*TRECHO DO DOCUMENTO:*
-- -- --
Padre Paulo Ricardo - publicado em 02/10/18

Tem a ver com a liturgia católica e um santo da Idade Média

Em tempos de desânimo e crise, é salutar recorrer a exemplos que alimentem a autoestima e nos ensinem a apreciar os frutos da nossa originalidade e criatividade. Assim é com uma das designações que mais usamos no quotidiano — os dias da semana — e que tornam Portugal a mais original nação da Europa.

Certamente que nunca nos perguntamos por que é que chamamos quinta-feira à quinta-feira. Depois será a sexta-feira e o seguinte sábado. Sabemos que noutros países, onde as raízes culturais são semelhantes à nossa, os nomes atribuídos aos dias da semana nada têm de similar — exceto o sábado e o domingo — à denominação que o nosso país utiliza. Já se perguntaram por quê?
-- -- --
*DADOS REUNIDOS:*
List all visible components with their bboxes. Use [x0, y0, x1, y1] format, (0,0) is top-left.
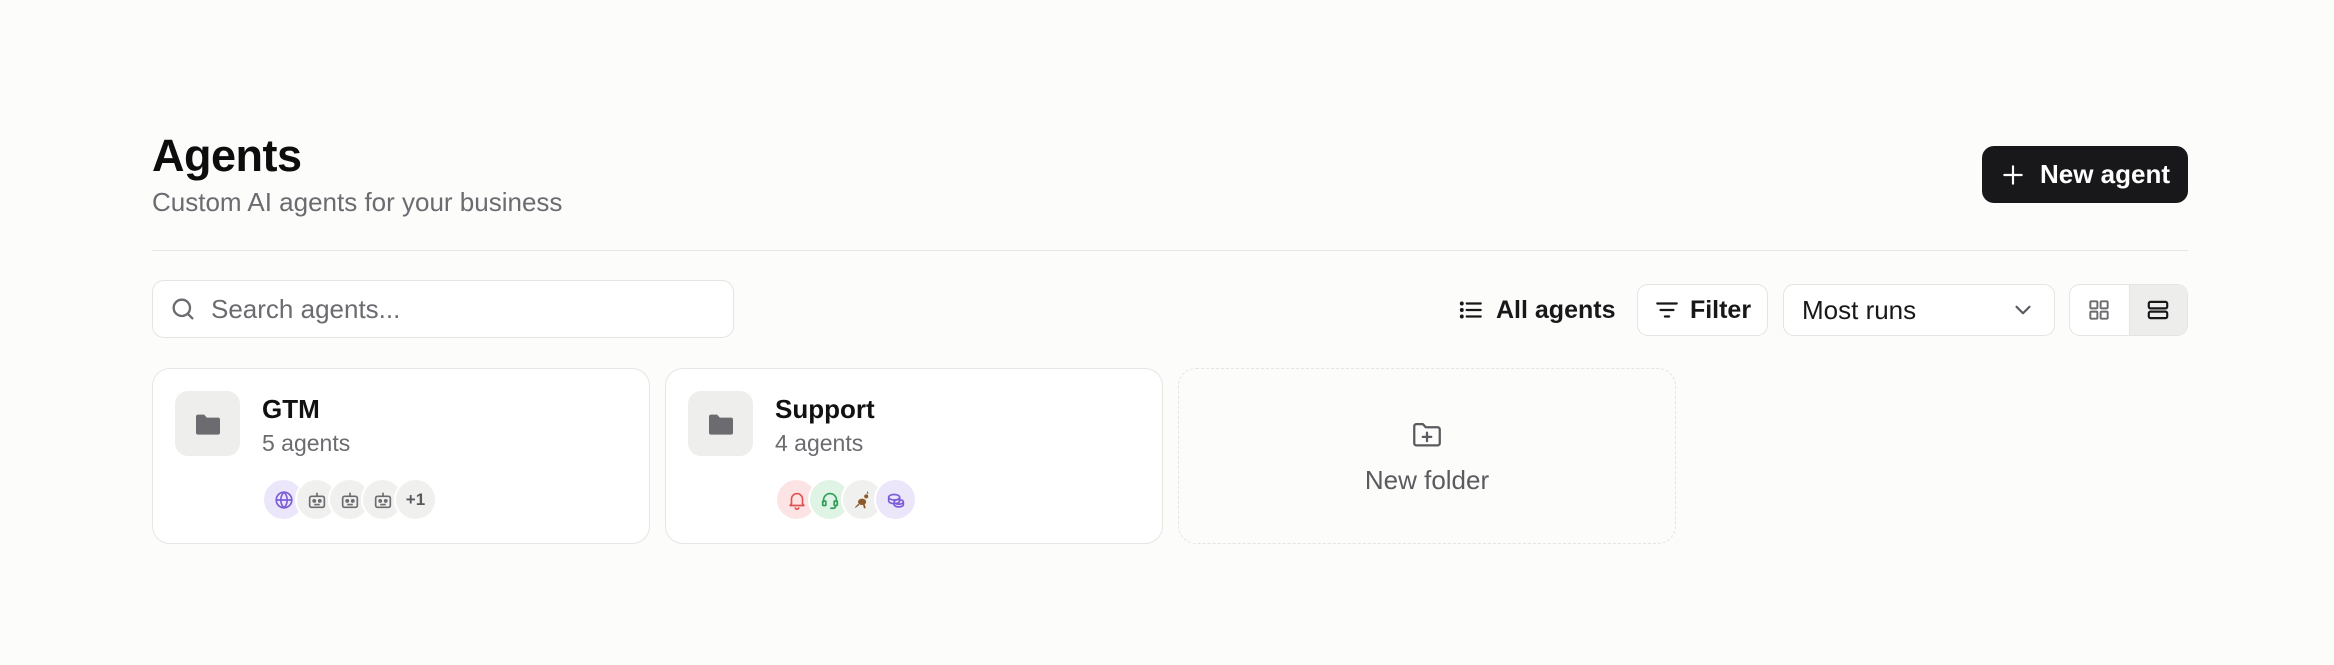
-- -- --
*TAREFAS A REALIZAR:*
A. Explique, com base no trecho sobre os nomes dos dias da semana, por que essas designações tornam Portugal a nação mais original da Europa.
B. Retome o trecho sobre os nomes dos dias da semana a partir da última frase apresentada.
O material não tem relação com o trecho.

*RESPOSTAS:*
A. Em outros países de raízes culturais semelhantes às de Portugal, os nomes dos dias da semana não se parecem em nada com os usados pelos portugueses. As únicas exceções são o sábado e o domingo.

B.
Aqui ao lado, na vizinha Espanha, a segunda-feira denomina-se lunes, dia da lua; a terça-feira é martes, dia de Marte; a quarta-feira miercoles, dia de Mercúrio; a quinta-feira chama-se jueves, em alusão a Júpiter; e a sexta-feira viernes, Vênus. Trata-se de deuses pagãos da civilização romana. Da mesma forma o francês, inglês ou alemão utilizam os nomes da raiz pagã. Em algumas nações, fortemente marcadas pelo cristianismo, escaparam os dias de descanso que tomam os nomes ligados ao preceito religioso: o sábado, que recorda o “Sabat” judaico (Deus descansou ao sétimo dia) e o domingo, do latim dominus, que quer dizer dia do Senhor, em alusão à ressurreição de Jesus Cristo. Apesar disso, nos países anglossaxônicos, o domingo denomina-se sunday, que quer dizer dia do sol.

O grande responsável pelo fato de Portugal se demarcar do paganismo semanal foi São Martinho de Dume. Martinho era natural da Panônia, província romana situada no território da atual Hungria, tendo nascido presumivelmente no ano de 520. Este santo foi bispo da cidade portuguesa de Braga, de 562 a 579, numa época conturbada em termos religiosos, na qual exerceu um papel fundamental em termos diplomáticos e religiosos.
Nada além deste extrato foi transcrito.